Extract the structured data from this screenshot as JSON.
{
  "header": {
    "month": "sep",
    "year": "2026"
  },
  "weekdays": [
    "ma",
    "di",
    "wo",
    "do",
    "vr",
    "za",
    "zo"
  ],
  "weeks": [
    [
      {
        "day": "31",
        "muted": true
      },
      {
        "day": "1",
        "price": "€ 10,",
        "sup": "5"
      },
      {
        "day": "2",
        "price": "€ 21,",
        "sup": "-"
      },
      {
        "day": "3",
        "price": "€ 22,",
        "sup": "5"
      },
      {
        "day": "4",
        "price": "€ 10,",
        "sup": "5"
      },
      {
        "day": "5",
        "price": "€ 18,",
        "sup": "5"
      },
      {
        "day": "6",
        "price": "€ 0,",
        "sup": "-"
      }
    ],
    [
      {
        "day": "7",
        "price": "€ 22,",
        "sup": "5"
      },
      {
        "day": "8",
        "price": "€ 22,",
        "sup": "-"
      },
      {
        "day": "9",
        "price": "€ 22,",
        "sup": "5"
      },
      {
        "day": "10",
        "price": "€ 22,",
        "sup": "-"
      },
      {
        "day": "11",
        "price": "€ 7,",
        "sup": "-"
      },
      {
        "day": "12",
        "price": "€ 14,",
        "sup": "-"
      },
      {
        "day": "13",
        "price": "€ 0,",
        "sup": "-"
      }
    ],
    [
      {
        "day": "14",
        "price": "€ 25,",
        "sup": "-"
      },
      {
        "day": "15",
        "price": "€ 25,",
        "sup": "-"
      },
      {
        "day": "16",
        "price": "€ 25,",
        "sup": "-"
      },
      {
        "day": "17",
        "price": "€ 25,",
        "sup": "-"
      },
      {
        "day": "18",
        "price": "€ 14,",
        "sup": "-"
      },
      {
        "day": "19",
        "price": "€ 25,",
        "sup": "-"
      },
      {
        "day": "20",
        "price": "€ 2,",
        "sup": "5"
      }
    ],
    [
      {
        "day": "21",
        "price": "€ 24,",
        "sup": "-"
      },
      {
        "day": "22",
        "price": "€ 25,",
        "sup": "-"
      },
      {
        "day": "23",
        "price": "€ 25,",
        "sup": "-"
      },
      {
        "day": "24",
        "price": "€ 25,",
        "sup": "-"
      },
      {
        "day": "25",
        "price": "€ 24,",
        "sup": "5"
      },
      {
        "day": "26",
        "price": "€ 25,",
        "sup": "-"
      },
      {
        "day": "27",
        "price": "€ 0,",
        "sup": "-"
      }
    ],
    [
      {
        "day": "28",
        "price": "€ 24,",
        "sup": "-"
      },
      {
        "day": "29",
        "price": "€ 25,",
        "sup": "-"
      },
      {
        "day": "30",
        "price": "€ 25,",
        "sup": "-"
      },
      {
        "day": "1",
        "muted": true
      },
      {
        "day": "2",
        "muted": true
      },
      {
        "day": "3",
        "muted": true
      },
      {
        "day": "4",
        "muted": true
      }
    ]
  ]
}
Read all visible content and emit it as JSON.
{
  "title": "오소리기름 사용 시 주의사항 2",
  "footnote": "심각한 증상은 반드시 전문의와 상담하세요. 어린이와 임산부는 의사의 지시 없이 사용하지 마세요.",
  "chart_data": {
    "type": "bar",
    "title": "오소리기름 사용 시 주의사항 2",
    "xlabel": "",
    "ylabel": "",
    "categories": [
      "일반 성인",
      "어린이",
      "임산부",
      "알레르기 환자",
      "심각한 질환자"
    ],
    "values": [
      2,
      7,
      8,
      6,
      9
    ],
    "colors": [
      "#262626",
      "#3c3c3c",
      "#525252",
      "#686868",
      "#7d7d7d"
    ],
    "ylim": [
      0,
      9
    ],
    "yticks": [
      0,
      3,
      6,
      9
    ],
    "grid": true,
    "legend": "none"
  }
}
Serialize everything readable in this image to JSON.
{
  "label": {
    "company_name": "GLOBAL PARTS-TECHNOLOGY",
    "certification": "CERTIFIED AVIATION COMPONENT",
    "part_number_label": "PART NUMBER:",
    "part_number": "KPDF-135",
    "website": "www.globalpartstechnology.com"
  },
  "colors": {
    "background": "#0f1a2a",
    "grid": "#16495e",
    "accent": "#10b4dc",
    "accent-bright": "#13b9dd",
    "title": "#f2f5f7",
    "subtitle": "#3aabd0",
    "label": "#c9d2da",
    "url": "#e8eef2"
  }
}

• [What the exercise asks] Copy each line of the data exactly, leaving nothing out.

• [Written solution]
Extract the structured data from this screenshot as JSON.
{
  "header": {
    "month": "sep",
    "year": "2026"
  },
  "weekdays": [
    "ma",
    "di",
    "wo",
    "do",
    "vr",
    "za",
    "zo"
  ],
  "weeks": [
    [
      {
        "day": "31",
        "muted": true
      },
      {
        "day": "1",
        "price": "€ 10,",
        "sup": "5"
      },
      {
        "day": "2",
        "price": "€ 21,",
        "sup": "-"
      },
      {
        "day": "3",
        "price": "€ 22,",
        "sup": "5"
      },
      {
        "day": "4",
        "price": "€ 10,",
        "sup": "5"
      },
      {
        "day": "5",
        "price": "€ 18,",
        "sup": "5"
      },
      {
        "day": "6",
        "price": "€ 0,",
        "sup": "-"
      }
    ],
    [
      {
        "day": "7",
        "price": "€ 22,",
        "sup": "5"
      },
      {
        "day": "8",
        "price": "€ 22,",
        "sup": "-"
      },
      {
        "day": "9",
        "price": "€ 22,",
        "sup": "5"
      },
      {
        "day": "10",
        "price": "€ 22,",
        "sup": "-"
      },
      {
        "day": "11",
        "price": "€ 7,",
        "sup": "-"
      },
      {
        "day": "12",
        "price": "€ 14,",
        "sup": "-"
      },
      {
        "day": "13",
        "price": "€ 0,",
        "sup": "-"
      }
    ],
    [
      {
        "day": "14",
        "price": "€ 25,",
        "sup": "-"
      },
      {
        "day": "15",
        "price": "€ 25,",
        "sup": "-"
      },
      {
        "day": "16",
        "price": "€ 25,",
        "sup": "-"
      },
      {
        "day": "17",
        "price": "€ 25,",
        "sup": "-"
      },
      {
        "day": "18",
        "price": "€ 14,",
        "sup": "-"
      },
      {
        "day": "19",
        "price": "€ 25,",
        "sup": "-"
      },
      {
        "day": "20",
        "price": "€ 2,",
        "sup": "5"
      }
    ],
    [
      {
        "day": "21",
        "price": "€ 24,",
        "sup": "-"
      },
      {
        "day": "22",
        "price": "€ 25,",
        "sup": "-"
      },
      {
        "day": "23",
        "price": "€ 25,",
        "sup": "-"
      },
      {
        "day": "24",
        "price": "€ 25,",
        "sup": "-"
      },
      {
        "day": "25",
        "price": "€ 24,",
        "sup": "5"
      },
      {
        "day": "26",
        "price": "€ 25,",
        "sup": "-"
      },
      {
        "day": "27",
        "price": "€ 0,",
        "sup": "-"
      }
    ],
    [
      {
        "day": "28",
        "price": "€ 24,",
        "sup": "-"
      },
      {
        "day": "29",
        "price": "€ 25,",
        "sup": "-"
      },
      {
        "day": "30",
        "price": "€ 25,",
        "sup": "-"
      },
      {
        "day": "1",
        "muted": true
      },
      {
        "day": "2",
        "muted": true
      },
      {
        "day": "3",
        "muted": true
      },
      {
        "day": "4",
        "muted": true
      }
    ]
  ]
}
Read all visible content and emit it as JSON.
{
  "title": "오소리기름 사용 시 주의사항 2",
  "footnote": "심각한 증상은 반드시 전문의와 상담하세요. 어린이와 임산부는 의사의 지시 없이 사용하지 마세요.",
  "chart_data": {
    "type": "bar",
    "title": "오소리기름 사용 시 주의사항 2",
    "xlabel": "",
    "ylabel": "",
    "categories": [
      "일반 성인",
      "어린이",
      "임산부",
      "알레르기 환자",
      "심각한 질환자"
    ],
    "values": [
      2,
      7,
      8,
      6,
      9
    ],
    "colors": [
      "#262626",
      "#3c3c3c",
      "#525252",
      "#686868",
      "#7d7d7d"
    ],
    "ylim": [
      0,
      9
    ],
    "yticks": [
      0,
      3,
      6,
      9
    ],
    "grid": true,
    "legend": "none"
  }
}
Serialize everything readable in this image to JSON.
{
  "label": {
    "company_name": "GLOBAL PARTS-TECHNOLOGY",
    "certification": "CERTIFIED AVIATION COMPONENT",
    "part_number_label": "PART NUMBER:",
    "part_number": "KPDF-135",
    "website": "www.globalpartstechnology.com"
  },
  "colors": {
    "background": "#0f1a2a",
    "grid": "#16495e",
    "accent": "#10b4dc",
    "accent-bright": "#13b9dd",
    "title": "#f2f5f7",
    "subtitle": "#3aabd0",
    "label": "#c9d2da",
    "url": "#e8eef2"
  }
}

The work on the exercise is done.